### [Exercise instructions]
Tell how many lines in these records contain the string "label", with only the number as the reply.

Stored data
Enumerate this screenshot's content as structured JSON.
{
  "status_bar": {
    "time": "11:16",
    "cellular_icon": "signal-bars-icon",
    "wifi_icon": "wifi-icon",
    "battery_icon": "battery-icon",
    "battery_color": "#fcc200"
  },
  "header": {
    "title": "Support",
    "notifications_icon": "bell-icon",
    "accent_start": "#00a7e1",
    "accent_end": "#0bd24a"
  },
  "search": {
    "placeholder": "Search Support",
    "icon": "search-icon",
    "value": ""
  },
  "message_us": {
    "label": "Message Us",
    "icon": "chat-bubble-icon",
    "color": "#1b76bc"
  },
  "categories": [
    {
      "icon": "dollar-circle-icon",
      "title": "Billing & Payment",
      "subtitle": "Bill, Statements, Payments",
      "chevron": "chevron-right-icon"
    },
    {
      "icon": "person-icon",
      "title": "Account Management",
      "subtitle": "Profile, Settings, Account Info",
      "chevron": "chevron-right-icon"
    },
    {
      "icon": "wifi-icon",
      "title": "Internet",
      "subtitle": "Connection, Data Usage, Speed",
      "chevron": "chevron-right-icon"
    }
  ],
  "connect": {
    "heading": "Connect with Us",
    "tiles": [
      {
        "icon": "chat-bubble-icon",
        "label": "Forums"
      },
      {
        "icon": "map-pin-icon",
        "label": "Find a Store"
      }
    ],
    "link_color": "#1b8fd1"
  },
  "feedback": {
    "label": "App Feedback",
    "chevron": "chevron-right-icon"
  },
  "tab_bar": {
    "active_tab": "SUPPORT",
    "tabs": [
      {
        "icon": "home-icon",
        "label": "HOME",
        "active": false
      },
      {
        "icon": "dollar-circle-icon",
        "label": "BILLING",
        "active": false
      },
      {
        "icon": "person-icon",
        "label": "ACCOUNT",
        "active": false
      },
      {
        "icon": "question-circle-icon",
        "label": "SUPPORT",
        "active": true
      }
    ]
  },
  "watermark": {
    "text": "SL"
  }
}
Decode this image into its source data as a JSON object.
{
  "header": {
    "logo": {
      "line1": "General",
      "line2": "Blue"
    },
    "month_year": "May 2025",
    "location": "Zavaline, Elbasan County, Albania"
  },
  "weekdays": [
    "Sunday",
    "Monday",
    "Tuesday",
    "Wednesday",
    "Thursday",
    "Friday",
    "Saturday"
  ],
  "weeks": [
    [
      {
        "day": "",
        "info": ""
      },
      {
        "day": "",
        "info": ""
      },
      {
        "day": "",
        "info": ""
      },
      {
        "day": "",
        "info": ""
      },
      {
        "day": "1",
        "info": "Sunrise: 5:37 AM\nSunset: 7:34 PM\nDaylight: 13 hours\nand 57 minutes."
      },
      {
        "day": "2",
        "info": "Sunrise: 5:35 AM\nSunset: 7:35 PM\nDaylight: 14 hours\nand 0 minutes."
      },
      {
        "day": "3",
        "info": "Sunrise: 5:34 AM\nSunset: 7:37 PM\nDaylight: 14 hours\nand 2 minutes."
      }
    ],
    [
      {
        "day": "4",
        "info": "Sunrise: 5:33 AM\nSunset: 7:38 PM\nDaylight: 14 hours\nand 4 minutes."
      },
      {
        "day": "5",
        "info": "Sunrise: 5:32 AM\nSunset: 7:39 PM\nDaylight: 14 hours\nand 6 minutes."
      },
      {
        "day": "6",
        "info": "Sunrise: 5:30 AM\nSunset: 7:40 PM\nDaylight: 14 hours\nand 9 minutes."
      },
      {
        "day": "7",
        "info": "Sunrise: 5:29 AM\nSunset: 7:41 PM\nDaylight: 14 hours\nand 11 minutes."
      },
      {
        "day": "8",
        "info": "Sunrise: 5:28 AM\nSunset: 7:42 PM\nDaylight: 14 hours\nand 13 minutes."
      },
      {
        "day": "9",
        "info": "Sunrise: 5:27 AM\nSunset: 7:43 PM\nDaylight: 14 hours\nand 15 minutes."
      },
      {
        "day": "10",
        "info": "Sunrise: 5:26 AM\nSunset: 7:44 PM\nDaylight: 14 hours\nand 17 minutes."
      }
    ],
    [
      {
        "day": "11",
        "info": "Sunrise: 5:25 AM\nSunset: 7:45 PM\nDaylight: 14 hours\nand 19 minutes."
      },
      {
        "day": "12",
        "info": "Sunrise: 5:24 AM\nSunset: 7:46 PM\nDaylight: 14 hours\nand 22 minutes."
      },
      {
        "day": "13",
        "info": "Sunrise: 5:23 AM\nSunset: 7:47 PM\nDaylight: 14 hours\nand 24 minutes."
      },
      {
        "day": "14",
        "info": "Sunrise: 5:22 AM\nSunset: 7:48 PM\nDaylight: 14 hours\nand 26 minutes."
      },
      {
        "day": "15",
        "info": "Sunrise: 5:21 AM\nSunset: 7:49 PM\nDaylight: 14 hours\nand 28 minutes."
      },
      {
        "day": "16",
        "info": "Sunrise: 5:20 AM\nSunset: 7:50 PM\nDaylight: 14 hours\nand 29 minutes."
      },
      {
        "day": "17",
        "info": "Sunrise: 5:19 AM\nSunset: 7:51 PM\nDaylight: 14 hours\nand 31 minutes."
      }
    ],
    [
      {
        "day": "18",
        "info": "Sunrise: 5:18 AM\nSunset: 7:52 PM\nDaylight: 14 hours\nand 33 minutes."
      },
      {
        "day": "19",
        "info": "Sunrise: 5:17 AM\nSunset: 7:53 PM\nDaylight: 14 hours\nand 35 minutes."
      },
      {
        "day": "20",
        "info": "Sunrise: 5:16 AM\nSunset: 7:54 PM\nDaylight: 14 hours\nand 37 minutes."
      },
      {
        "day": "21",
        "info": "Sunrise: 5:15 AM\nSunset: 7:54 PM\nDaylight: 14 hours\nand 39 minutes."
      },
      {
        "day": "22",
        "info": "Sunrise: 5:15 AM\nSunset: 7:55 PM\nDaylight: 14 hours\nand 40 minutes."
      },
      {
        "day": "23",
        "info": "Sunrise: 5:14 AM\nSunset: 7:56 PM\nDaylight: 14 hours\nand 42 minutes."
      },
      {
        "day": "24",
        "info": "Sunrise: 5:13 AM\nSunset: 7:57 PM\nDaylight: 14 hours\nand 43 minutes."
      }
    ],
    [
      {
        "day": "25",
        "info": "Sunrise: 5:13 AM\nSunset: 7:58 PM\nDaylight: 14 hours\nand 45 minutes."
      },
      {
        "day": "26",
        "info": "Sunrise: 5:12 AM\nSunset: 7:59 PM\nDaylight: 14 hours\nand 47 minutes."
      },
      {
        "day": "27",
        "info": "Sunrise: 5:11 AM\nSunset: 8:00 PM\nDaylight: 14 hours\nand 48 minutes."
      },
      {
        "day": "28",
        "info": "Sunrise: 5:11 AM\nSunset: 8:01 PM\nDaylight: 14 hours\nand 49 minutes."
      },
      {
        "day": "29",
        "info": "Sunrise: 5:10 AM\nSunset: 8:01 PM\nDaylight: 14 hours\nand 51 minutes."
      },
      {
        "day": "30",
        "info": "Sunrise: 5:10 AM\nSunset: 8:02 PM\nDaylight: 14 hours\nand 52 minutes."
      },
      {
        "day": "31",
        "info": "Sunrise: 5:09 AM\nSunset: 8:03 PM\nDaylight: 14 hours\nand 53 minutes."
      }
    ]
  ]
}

### [Complete answer]
8